Exile also showcases the Stones in their “provençal” period and encompasses a geographical sense of the Mediterranean: Pink lightning flashing the coastline on stormy evenings, the herb-scented Mistral wind, the brooding heat of midday, and the relentless sound of crickets chirping on the hillsides.

 

High Noon: ”A sunny place for shady people…” said Somerset Maugham about the French Riviera. Keith Richards and a feral friend
© Dominique Tarlé

 

The four sides of Exile, like the Stones’ music in general, really do cover the entire emotional range from break-up to make-up. The record’s narrative arch is magnificently sequenced and the potency of its stylistic cocktail is just awe-inspiring: You get straight, explosive Open-G-tuned rockers like All Down the Line, Keith Richards’ signature tune Happy, the rugged bookend Soul Survivor, and the enigmatic and atmospheric album opener Rocks Off. There’s also the frayed-at-the-fringes, high-speed craziness of Rip This Joint, maybe the fastest track the Stones have ever cut. These are all songs that fly in your face like delirious demons.

> [Work order A]:
Rewrite the part of the Exile passage that opens with the words containing "Exile also showcases" and closes with "on the hillsides.", putting "cicadas" in place of "crickets".
> [Work order B]:
Write the next part of the Exile passage, picking up after its final sentence.

> [Data extract]:
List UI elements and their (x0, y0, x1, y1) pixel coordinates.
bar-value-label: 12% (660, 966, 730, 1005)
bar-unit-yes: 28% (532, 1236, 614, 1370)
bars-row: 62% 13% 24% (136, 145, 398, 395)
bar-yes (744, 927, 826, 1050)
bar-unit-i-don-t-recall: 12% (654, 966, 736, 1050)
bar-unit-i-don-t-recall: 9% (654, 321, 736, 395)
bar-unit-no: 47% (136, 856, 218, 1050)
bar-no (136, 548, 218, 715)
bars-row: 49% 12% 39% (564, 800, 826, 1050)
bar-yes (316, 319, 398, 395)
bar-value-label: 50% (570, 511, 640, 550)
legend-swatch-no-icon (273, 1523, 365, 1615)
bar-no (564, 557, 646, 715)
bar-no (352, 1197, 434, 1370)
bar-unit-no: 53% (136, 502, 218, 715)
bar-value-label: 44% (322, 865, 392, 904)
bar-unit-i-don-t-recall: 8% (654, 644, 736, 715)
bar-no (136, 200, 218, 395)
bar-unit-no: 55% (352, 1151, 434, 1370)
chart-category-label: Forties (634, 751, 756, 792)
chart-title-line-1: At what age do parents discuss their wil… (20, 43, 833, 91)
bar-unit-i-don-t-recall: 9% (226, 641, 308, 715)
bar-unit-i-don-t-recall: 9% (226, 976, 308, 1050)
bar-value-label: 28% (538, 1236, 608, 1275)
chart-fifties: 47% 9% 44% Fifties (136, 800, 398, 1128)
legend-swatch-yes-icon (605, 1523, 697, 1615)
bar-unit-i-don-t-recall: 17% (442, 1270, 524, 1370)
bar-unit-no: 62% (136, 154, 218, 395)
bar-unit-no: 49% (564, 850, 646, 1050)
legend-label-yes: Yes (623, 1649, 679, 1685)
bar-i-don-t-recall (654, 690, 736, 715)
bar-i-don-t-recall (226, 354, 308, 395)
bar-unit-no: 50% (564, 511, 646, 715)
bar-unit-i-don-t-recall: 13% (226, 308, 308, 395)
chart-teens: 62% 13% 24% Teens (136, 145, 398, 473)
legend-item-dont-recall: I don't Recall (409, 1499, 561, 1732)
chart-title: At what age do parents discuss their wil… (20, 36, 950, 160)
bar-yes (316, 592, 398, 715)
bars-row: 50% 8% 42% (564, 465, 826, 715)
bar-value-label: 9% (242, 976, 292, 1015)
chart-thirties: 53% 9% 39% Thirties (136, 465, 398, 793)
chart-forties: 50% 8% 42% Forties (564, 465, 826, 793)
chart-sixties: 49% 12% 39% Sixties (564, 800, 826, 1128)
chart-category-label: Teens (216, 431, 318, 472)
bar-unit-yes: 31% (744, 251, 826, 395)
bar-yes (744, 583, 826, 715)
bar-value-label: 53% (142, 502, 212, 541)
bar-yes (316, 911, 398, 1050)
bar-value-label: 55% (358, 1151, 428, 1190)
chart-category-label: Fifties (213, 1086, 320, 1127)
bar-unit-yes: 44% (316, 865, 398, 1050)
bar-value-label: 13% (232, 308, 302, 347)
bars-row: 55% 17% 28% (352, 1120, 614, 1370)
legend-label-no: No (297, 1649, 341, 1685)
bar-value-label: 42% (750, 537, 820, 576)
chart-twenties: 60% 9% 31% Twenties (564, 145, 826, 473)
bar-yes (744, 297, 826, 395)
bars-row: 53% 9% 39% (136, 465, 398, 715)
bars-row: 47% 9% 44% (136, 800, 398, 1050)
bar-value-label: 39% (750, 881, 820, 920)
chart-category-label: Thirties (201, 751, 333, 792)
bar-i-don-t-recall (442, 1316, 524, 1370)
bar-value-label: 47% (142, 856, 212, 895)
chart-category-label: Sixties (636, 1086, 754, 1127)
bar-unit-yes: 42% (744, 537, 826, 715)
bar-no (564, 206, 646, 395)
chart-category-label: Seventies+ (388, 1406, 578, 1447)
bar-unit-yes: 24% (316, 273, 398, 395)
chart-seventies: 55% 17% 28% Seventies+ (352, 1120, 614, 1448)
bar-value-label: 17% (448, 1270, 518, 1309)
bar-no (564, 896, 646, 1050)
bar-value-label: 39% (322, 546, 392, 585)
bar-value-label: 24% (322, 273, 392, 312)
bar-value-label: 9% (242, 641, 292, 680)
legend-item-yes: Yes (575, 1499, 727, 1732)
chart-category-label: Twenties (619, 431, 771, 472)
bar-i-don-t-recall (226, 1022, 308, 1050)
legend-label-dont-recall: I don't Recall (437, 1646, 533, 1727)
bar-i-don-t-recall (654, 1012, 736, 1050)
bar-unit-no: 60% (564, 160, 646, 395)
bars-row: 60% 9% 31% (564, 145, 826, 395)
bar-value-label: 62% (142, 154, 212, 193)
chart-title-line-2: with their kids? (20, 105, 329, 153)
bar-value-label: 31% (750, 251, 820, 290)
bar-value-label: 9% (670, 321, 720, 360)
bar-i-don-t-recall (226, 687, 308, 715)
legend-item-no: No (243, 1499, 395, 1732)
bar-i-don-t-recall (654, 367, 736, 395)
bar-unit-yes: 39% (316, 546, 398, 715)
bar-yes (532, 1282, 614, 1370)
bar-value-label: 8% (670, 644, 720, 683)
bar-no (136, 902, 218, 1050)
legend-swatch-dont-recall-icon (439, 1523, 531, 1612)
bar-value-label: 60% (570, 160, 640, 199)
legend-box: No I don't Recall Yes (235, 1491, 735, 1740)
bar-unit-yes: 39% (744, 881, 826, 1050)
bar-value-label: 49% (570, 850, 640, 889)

> [Reply A]:
Exile also showcases the Stones in their “provençal” period and encompasses a geographical sense of the Mediterranean: Pink lightning flashing the coastline on stormy evenings, the herb-scented Mistral wind, the brooding heat of midday, and the relentless sound of cicadas chirping on the hillsides.

> [Reply B]:
Then there are these sassy, sizzling summer songs like Shake Your Hips, Sweet Black Angel (dedicated to civil rights icon Angela Davis), the Arcadian gospel of Loving Cup (dating back to Olympic Studio sessions in 1969, and featuring, like so many other songs of that era, the celestial piano embellishments of Nicky Hopkins), and the emotionally battered but happy-go-lucky, mid-tempo swagger of Tumbling Dice. You also get the sheet-metal blues of Robert Johnson’s Stop Breaking Down (sans Richards) and the high and lonesome country twang of wintry bonfire anthems like Sweet Virginia and Torn and Frayed; not to forget the keyboard-based heartbreak ballads like Shine a Light and the woeful, watery Let It Loose, on which Jagger lets it bleed without any tongue-in-cheek smugness.

Fever in the funk house: Mick Jagger, Exile-Tour 1972
© Bob Gruen

You may call tracks like the voodoo-flavored interlude I Just Want to See His Face, or Ventilator Blues, Turd on the Run, and Casino Boogie (with its cut-up style headline lyrics and its irresistibly chunky play-out) filler material, but then again: Aren’t these recordings filled to the brim with raw emotion, inventive cleverness and the most exquisite darkness?

Apart from the first single Tumbling Dice, Exile didn’t deliver any hits that its polished predecessor Sticky Fingers had been studded with. Yet the desperately joyful feel and the precious splendor of the album was something to seep into the culture over time. By now it has grown into a classic summer album for bad boys and bad girls. Its ageless ambiance, as well as its quality as a document of a certain period, place, and spirit, could only be relished in the following years. Years, in which rock music started to function as a daft commercial formula, the Stones’ musical focus drifted in and out of focus, and Richards’ passion became soaringly of a pharmaceutical nature.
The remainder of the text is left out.